*DOCUMENT SEGMENT*:
___

Food Safety At Sports Arenas Found Lacking

Today's exotic menu could be recipe for trouble


By Mark Huffman
ConsumerAffairs.Com

August 2, 2010
Cable TV sports network ESPN is best known for covering a late-season pennant race or following the latest Terrell Owens drama, but the sports network has just published an eye-opening report on food safety at North American sports venues.

The ESPN program "Outside The Lines" conducted a review of health department inspection reports for all 107 stadiums and arenas that hosted Major League Baseball, National Football League, National Basketball Association and National Hockey League teams in 2009. The review found 30 venues had at least one major health citation during the year.

For example, health inspectors found mold in ice machines at Miller Park in Milwaukee, a cockroach crawling over a soda dispenser at Mellon Arena in Pittsburgh and food service employees ignoring the "wash your hands" signs at Ford Field in Detroit. Fans lining up to spend $7 for hot dog or $6 for a slice of pizza were clueless.

"It tells consumers that they should be very concerned about some of the food that they are eating and purchasing in a lot of these stadiums," Chris Waldrop, director of the Food Policy Institute at the Consumer Federation of America (CFA), told ESPN.

___

(Stored data entries)
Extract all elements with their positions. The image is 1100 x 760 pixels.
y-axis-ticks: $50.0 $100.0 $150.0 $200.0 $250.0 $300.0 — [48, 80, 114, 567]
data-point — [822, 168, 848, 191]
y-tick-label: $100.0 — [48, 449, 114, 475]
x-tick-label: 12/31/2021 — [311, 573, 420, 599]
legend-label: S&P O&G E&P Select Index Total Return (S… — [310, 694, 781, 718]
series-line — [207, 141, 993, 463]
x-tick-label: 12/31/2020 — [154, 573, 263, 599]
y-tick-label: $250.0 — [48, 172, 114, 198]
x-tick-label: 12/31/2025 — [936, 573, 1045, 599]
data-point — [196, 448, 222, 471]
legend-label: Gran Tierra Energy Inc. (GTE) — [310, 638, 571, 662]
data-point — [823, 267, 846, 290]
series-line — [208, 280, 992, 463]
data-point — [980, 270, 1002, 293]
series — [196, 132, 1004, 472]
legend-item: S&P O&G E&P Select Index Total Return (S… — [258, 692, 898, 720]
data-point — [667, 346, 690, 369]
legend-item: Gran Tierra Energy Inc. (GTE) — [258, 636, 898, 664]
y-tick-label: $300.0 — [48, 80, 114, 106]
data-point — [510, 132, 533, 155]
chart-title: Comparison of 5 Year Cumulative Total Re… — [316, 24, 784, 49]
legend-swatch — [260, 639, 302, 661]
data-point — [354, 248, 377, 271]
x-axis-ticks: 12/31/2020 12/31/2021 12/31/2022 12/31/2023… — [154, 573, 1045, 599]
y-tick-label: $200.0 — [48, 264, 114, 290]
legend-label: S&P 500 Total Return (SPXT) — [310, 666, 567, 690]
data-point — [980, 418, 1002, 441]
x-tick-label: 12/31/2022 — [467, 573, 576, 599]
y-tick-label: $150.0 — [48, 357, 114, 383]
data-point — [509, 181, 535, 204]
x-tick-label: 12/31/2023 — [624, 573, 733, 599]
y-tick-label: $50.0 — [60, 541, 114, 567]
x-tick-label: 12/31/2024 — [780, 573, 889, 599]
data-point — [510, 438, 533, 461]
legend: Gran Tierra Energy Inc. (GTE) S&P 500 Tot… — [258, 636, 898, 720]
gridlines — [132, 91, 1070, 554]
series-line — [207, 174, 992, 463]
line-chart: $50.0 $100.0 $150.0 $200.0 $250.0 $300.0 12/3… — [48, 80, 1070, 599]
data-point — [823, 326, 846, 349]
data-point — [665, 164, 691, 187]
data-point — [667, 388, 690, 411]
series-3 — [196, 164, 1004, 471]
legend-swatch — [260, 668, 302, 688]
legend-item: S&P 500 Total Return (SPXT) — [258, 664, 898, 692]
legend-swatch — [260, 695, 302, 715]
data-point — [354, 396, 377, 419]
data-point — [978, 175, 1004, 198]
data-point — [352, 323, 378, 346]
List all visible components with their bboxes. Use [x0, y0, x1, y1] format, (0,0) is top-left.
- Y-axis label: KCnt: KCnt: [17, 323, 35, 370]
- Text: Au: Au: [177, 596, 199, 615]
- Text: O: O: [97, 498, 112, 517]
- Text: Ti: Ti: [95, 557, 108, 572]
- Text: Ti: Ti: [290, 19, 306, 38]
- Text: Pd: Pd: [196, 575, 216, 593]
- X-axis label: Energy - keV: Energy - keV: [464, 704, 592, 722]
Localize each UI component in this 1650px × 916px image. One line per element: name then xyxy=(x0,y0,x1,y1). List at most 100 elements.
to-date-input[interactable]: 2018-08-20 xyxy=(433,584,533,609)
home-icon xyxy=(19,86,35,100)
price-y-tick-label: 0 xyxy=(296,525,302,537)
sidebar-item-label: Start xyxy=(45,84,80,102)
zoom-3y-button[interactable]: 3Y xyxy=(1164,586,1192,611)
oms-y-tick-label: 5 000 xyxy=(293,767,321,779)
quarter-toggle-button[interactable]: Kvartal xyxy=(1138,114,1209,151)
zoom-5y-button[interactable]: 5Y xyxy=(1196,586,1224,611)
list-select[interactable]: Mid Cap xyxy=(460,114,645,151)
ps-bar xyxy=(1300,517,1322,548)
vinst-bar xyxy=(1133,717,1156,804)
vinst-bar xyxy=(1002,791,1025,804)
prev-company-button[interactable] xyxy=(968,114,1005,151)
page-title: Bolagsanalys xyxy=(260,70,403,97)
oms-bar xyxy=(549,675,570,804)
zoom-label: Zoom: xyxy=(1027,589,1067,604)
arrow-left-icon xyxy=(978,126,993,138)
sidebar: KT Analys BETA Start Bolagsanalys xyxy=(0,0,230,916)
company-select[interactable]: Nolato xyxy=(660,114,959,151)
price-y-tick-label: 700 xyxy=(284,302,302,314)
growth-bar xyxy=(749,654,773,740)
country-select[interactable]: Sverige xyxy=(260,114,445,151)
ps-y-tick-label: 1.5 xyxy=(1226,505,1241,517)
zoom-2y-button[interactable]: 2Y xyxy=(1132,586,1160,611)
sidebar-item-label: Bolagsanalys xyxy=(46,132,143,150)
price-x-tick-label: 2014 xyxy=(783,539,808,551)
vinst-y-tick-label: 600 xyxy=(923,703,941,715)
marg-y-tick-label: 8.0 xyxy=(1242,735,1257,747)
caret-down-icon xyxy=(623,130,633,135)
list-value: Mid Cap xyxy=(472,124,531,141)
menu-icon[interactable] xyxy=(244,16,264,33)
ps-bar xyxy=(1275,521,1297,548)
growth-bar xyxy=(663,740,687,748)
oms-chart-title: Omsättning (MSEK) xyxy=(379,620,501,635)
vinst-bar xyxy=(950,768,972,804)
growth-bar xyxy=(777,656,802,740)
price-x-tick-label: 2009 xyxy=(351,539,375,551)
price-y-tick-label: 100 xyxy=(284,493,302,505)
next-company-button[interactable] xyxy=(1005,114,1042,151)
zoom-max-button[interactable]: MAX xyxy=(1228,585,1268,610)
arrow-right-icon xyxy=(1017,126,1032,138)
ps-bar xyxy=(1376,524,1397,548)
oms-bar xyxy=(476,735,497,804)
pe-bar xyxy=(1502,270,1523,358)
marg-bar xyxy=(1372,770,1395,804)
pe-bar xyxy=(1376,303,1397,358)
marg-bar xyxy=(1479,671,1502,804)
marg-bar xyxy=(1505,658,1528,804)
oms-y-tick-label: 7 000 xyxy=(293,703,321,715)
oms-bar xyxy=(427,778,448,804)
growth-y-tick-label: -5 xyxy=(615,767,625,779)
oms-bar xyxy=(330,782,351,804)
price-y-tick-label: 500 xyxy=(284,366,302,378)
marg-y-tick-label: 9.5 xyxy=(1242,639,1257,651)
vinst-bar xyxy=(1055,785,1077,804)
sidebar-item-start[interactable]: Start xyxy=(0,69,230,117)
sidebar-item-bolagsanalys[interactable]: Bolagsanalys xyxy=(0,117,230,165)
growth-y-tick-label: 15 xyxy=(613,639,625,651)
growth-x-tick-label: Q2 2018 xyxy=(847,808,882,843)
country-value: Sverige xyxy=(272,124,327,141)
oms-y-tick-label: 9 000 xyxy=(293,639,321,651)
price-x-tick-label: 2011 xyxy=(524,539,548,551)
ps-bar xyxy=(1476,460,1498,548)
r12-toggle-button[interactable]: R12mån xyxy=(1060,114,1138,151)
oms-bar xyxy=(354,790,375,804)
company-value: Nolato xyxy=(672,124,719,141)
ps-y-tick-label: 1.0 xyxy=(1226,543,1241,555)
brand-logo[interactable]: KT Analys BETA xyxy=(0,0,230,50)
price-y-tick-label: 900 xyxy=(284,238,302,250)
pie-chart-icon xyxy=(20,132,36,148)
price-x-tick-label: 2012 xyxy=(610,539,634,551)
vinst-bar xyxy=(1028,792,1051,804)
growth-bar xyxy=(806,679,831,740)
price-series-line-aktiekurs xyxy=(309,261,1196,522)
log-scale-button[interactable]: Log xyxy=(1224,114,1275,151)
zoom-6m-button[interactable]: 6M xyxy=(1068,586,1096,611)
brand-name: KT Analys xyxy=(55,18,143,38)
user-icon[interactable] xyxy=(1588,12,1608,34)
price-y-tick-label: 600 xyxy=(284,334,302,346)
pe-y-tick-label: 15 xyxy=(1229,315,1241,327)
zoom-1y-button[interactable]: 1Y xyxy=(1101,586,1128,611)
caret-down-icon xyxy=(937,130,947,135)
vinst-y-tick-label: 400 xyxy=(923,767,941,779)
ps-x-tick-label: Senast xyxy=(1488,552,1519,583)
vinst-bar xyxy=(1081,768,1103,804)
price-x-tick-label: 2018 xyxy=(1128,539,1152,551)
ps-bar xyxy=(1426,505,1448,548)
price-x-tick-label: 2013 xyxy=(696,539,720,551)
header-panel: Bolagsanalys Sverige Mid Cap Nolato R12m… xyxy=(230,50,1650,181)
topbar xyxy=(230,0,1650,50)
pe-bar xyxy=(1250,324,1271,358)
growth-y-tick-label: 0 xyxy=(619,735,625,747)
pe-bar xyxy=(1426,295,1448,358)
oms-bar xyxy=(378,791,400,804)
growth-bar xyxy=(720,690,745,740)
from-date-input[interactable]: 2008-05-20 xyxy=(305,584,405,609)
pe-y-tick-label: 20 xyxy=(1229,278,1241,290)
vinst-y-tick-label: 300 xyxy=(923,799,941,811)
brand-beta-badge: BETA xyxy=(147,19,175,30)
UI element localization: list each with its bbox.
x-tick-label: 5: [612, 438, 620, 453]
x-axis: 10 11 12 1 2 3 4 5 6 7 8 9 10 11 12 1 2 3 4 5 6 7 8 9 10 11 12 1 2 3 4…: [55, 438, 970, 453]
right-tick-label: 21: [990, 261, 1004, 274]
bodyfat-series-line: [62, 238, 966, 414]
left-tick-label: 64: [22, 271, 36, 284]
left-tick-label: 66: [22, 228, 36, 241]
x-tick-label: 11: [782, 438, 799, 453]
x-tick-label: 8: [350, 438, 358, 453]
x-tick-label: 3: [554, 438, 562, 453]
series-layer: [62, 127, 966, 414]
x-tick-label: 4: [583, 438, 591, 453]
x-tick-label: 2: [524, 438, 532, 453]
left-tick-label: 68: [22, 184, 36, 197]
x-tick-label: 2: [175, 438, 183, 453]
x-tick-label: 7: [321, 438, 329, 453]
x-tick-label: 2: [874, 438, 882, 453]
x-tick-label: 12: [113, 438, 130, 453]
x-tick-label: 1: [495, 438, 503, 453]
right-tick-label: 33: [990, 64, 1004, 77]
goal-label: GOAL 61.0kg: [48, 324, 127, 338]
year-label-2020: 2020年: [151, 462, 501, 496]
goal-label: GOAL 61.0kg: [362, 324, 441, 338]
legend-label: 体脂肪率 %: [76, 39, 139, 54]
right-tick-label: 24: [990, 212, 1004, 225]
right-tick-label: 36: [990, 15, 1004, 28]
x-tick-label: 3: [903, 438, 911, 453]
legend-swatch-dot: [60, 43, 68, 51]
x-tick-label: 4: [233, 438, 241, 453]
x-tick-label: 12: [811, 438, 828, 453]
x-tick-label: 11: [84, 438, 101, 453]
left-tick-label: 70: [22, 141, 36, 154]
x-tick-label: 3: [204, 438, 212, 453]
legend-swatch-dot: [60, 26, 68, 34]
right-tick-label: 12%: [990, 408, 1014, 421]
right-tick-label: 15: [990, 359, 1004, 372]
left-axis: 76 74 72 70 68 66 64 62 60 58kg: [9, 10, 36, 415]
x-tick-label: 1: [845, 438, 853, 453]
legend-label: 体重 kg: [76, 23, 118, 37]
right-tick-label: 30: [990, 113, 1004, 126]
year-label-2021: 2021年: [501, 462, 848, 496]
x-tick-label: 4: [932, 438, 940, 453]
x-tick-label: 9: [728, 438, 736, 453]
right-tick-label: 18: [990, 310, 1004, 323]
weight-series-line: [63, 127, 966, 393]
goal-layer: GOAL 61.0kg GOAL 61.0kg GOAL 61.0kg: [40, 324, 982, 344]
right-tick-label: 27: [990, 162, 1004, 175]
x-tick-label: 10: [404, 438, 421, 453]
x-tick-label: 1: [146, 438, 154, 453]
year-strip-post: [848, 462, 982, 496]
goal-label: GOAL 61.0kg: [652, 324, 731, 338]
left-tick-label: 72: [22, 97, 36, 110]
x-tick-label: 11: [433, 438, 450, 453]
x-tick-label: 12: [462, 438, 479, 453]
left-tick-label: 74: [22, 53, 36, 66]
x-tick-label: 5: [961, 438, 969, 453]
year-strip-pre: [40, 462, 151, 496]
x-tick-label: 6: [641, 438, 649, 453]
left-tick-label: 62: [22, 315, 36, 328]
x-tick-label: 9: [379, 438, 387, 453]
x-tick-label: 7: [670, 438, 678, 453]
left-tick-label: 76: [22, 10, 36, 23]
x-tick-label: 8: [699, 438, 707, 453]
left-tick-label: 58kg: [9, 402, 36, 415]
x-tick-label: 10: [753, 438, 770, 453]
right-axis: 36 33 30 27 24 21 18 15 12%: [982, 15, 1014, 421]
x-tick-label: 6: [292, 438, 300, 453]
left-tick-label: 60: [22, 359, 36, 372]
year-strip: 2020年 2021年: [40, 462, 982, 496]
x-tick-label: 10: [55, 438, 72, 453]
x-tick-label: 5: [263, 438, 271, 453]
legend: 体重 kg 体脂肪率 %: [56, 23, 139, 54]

___

*EXERCISE DETAILS*:
Reproduce the passage of the stadium food safety article starting at "Today's exotic menu" and ending at "during the year.".

*EXERCISE OUTPUT*:
Today's exotic menu could be recipe for trouble


By Mark Huffman
ConsumerAffairs.Com

August 2, 2010
Cable TV sports network ESPN is best known for covering a late-season pennant race or following the latest Terrell Owens drama, but the sports network has just published an eye-opening report on food safety at North American sports venues.

The ESPN program "Outside The Lines" conducted a review of health department inspection reports for all 107 stadiums and arenas that hosted Major League Baseball, National Football League, National Basketball Association and National Hockey League teams in 2009. The review found 30 venues had at least one major health citation during the year.